EXERCISE DATA:

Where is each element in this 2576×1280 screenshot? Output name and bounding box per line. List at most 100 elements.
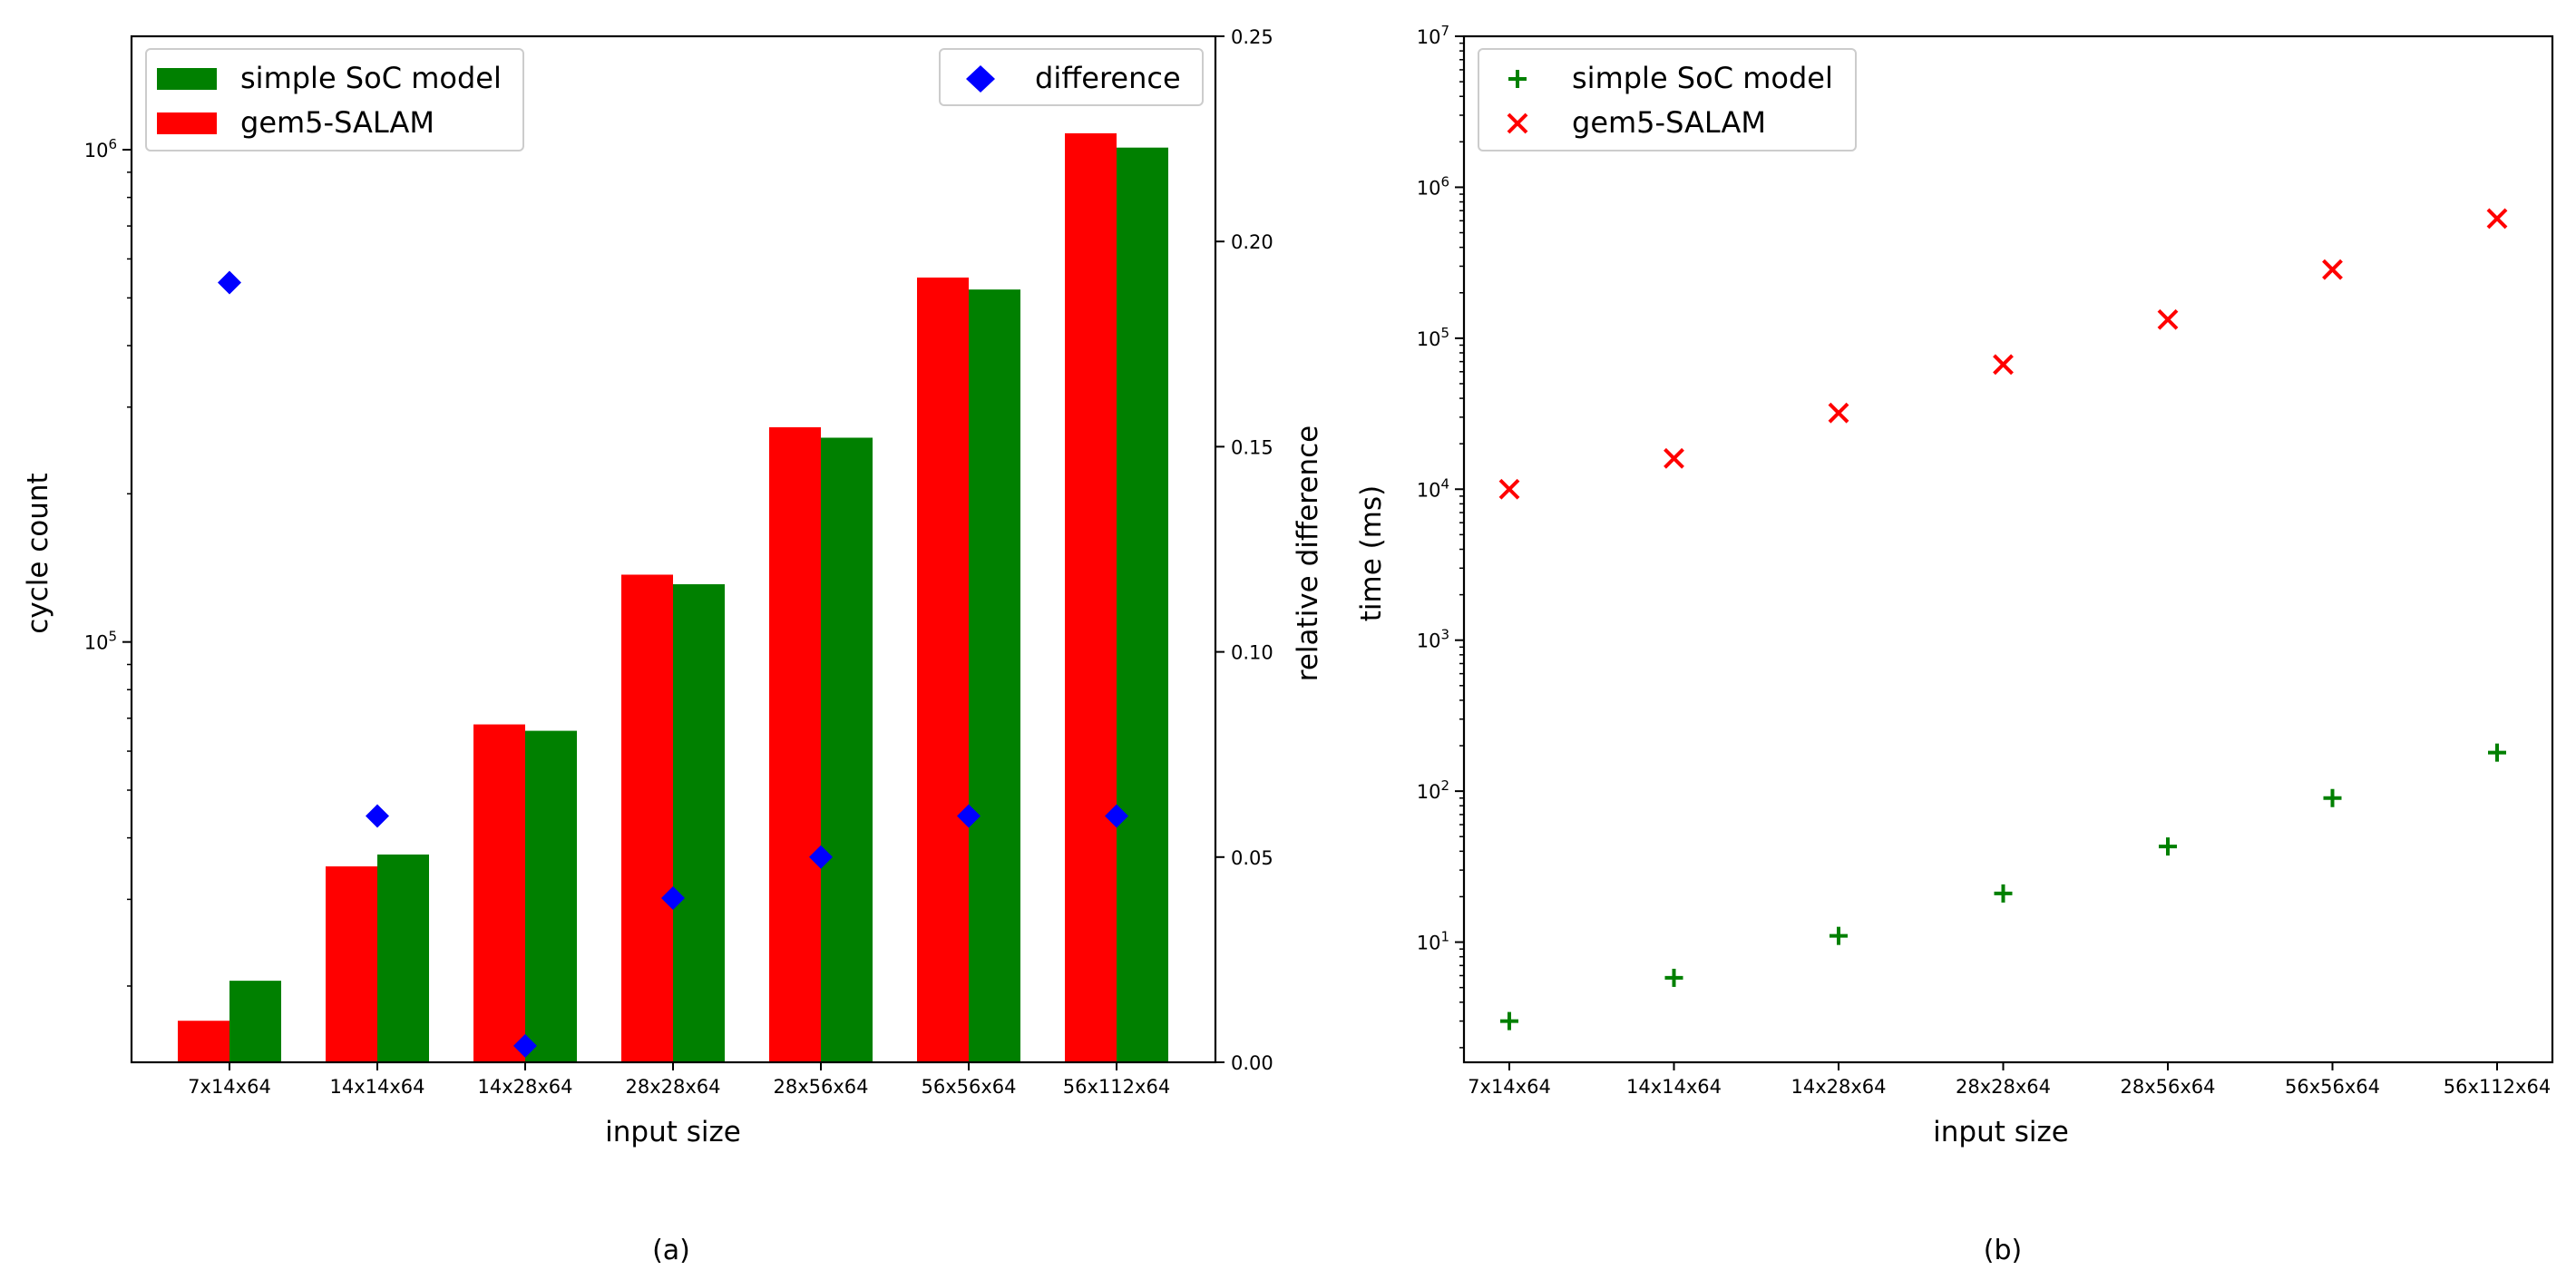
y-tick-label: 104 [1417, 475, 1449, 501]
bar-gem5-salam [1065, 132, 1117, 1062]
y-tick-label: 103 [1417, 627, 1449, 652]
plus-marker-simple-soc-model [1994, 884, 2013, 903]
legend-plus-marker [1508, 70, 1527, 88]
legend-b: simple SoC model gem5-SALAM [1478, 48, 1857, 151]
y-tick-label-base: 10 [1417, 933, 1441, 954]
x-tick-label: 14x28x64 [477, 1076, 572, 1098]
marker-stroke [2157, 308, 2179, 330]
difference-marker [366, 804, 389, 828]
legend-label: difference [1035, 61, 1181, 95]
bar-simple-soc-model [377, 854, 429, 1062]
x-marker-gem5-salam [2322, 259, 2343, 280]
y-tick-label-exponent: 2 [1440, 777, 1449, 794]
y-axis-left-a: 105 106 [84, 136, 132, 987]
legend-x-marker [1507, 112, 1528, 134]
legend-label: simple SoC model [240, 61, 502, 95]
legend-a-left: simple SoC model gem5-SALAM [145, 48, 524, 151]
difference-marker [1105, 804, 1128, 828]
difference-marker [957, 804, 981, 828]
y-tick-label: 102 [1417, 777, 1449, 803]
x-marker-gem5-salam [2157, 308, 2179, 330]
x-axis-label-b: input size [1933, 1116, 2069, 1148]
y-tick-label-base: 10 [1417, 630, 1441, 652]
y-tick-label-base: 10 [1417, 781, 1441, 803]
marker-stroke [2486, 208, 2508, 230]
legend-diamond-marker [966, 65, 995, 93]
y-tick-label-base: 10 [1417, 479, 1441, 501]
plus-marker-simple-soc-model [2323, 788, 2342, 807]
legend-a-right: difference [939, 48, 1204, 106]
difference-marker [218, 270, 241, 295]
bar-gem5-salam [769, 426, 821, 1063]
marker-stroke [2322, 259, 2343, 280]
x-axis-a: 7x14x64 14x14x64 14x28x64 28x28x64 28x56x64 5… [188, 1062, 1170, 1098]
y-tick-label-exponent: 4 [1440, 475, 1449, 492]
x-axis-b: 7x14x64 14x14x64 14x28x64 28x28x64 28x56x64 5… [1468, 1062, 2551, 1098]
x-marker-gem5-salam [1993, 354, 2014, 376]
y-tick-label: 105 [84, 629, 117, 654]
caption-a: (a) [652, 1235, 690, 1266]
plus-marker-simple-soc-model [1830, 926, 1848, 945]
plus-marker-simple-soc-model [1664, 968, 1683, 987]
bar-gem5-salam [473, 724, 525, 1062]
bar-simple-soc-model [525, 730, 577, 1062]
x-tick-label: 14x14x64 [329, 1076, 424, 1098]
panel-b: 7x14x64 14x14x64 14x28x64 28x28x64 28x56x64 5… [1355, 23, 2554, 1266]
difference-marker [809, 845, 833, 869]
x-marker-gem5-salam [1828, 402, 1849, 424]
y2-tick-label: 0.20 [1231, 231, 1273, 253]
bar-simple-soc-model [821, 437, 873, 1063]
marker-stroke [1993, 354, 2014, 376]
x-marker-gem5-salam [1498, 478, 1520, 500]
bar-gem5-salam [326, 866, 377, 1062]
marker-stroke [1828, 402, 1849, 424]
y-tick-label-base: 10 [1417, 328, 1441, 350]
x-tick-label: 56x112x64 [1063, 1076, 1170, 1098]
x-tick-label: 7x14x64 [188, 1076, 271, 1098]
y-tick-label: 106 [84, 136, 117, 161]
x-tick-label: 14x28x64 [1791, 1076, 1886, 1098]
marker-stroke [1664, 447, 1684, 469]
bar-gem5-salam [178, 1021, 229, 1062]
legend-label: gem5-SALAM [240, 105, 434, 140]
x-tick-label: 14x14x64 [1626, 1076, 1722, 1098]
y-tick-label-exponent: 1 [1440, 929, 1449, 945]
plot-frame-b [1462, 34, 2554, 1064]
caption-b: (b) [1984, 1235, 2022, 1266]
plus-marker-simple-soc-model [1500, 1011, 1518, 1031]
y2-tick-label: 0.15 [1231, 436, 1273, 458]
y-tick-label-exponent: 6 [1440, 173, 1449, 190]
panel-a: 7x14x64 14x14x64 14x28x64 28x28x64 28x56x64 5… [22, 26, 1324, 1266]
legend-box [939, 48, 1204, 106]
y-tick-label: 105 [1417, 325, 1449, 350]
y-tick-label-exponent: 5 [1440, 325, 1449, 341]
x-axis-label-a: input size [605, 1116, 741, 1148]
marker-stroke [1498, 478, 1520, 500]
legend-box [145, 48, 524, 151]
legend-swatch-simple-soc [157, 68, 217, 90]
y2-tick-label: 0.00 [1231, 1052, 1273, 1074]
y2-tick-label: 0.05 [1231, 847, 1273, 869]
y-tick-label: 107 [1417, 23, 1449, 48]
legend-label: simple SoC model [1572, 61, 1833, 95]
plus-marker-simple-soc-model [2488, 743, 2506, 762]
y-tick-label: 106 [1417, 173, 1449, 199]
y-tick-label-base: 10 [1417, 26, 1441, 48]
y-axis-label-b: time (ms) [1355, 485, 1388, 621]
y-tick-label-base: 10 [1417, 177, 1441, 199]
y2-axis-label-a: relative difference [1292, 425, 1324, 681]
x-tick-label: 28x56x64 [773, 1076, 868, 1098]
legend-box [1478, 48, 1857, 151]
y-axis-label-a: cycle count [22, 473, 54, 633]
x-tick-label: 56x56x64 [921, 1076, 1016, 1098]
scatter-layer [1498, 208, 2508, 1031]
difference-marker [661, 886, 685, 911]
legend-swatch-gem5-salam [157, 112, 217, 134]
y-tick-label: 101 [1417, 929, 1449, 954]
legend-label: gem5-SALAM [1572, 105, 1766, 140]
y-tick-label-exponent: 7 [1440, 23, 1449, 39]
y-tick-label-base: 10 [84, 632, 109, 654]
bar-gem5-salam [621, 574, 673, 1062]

==

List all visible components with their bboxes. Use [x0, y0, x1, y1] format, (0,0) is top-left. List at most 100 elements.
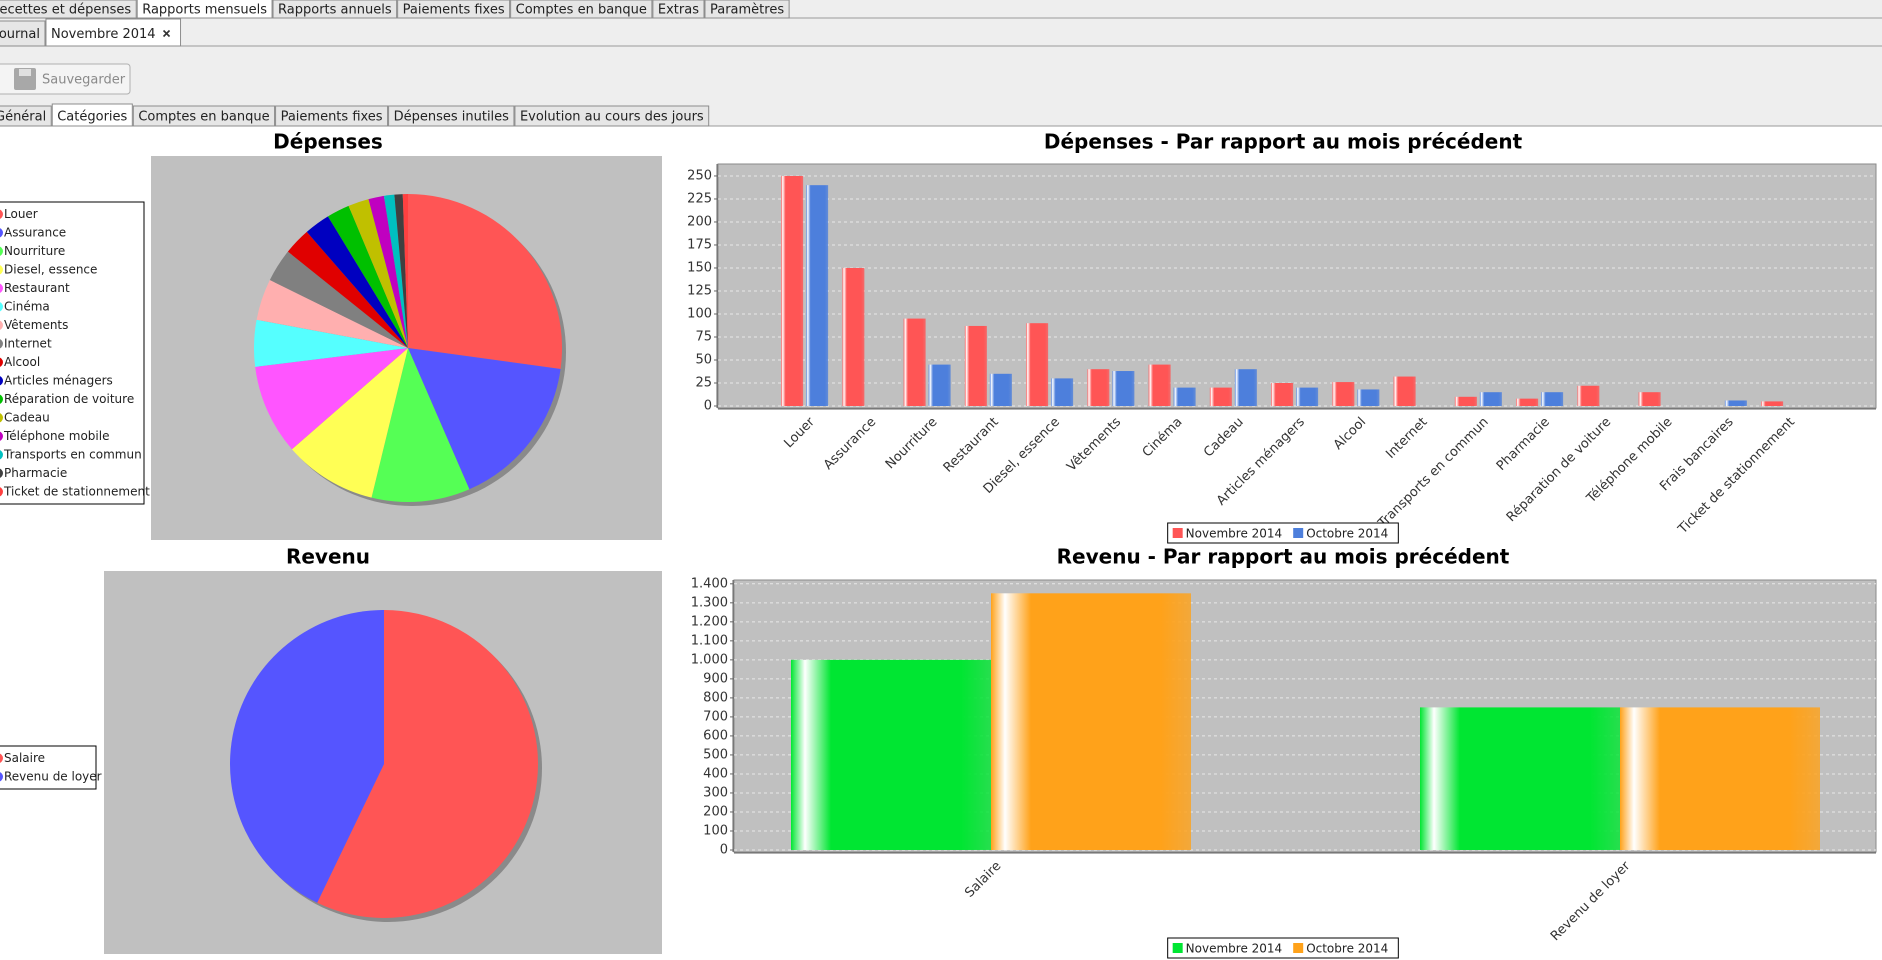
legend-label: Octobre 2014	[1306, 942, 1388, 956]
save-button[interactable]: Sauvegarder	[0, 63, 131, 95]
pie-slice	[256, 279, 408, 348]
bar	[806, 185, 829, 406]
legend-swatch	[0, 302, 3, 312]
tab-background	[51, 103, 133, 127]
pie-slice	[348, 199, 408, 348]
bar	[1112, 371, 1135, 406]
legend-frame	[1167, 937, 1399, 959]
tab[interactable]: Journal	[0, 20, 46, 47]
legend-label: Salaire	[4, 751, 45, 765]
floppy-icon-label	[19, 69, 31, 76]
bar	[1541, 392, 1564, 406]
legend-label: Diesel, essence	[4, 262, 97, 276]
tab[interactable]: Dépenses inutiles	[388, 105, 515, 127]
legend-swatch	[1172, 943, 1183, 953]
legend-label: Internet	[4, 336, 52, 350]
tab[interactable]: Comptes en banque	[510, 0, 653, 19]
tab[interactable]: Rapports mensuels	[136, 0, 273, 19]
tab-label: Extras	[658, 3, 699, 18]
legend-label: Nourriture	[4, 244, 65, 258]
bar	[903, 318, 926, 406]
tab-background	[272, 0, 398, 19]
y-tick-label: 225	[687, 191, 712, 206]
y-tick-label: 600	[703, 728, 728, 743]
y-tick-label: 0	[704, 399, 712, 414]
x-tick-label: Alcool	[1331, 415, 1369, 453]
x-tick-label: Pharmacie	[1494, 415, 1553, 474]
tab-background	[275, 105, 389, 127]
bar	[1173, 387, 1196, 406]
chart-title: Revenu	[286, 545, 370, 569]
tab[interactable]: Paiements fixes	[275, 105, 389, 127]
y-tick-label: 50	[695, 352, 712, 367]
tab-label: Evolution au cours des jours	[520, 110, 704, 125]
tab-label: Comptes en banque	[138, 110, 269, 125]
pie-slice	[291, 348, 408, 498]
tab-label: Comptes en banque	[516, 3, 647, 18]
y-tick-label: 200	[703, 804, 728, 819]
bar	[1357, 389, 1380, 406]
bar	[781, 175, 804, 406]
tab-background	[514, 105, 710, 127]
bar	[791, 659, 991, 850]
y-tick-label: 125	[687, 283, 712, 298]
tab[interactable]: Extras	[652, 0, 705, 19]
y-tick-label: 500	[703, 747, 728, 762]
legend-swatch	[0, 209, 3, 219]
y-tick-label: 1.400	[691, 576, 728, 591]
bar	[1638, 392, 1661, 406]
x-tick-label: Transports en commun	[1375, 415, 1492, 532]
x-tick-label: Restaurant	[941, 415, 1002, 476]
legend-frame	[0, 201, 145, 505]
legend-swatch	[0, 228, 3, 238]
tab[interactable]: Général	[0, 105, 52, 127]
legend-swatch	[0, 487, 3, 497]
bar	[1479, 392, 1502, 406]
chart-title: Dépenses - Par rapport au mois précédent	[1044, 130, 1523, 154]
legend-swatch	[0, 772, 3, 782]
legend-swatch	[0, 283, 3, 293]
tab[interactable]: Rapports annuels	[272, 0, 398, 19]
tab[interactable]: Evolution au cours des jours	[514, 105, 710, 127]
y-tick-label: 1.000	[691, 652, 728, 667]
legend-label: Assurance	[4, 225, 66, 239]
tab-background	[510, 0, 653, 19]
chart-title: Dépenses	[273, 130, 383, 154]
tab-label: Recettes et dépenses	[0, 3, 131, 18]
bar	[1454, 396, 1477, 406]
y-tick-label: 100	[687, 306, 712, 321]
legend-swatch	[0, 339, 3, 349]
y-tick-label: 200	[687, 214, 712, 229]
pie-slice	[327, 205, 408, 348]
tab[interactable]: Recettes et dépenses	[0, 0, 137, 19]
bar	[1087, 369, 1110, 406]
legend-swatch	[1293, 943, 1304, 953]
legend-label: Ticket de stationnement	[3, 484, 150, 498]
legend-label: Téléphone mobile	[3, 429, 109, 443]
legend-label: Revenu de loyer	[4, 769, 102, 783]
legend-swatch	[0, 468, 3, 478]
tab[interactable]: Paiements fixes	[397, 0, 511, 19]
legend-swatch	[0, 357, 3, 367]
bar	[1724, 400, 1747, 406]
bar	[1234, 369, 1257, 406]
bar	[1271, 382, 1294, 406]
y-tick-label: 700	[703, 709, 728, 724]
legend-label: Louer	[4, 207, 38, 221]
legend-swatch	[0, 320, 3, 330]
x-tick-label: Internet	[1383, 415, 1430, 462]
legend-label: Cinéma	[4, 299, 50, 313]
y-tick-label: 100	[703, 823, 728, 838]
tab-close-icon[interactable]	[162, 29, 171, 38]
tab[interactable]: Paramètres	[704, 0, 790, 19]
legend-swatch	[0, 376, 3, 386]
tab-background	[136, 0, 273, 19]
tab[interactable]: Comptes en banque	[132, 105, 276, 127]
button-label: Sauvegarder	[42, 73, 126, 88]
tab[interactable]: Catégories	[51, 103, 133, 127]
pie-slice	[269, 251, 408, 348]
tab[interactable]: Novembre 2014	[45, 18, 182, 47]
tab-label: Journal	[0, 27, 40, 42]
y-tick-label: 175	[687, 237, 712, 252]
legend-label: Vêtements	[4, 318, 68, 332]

==

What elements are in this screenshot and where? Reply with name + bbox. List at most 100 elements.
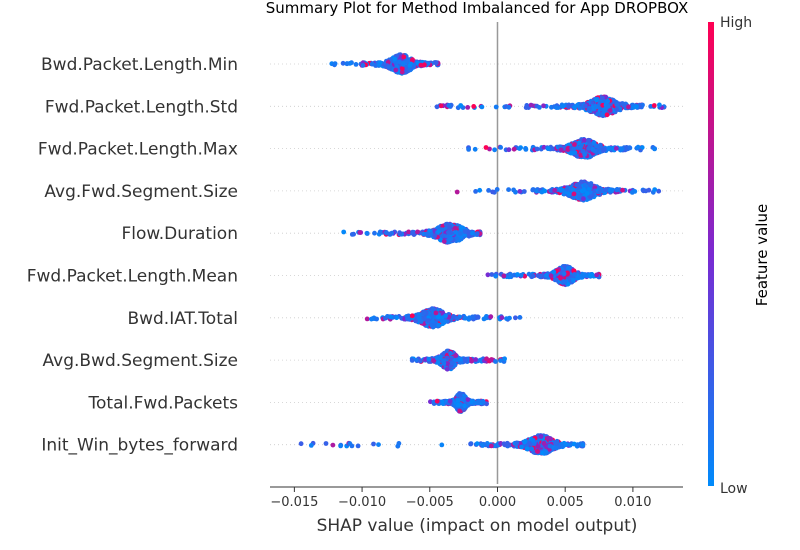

EXERCISE REQUIREMENTS: Rewrite the part that opens with the line containing "Where is each" and closes with the line containing "legend-plus-marker [1508, 70, 1527, 88]", replacing "screenshot" with "image" and leaving everything else unchanged. Return only those lines and omit the pictures.

RIGHT ANSWER:
Where is each element in this 2576×1280 image? Output name and bounding box per line. List at most 100 elements.
y-tick-label: 104 [1417, 475, 1449, 501]
bar-gem5-salam [1065, 132, 1117, 1062]
y-tick-label: 103 [1417, 627, 1449, 652]
plus-marker-simple-soc-model [1994, 884, 2013, 903]
legend-plus-marker [1508, 70, 1527, 88]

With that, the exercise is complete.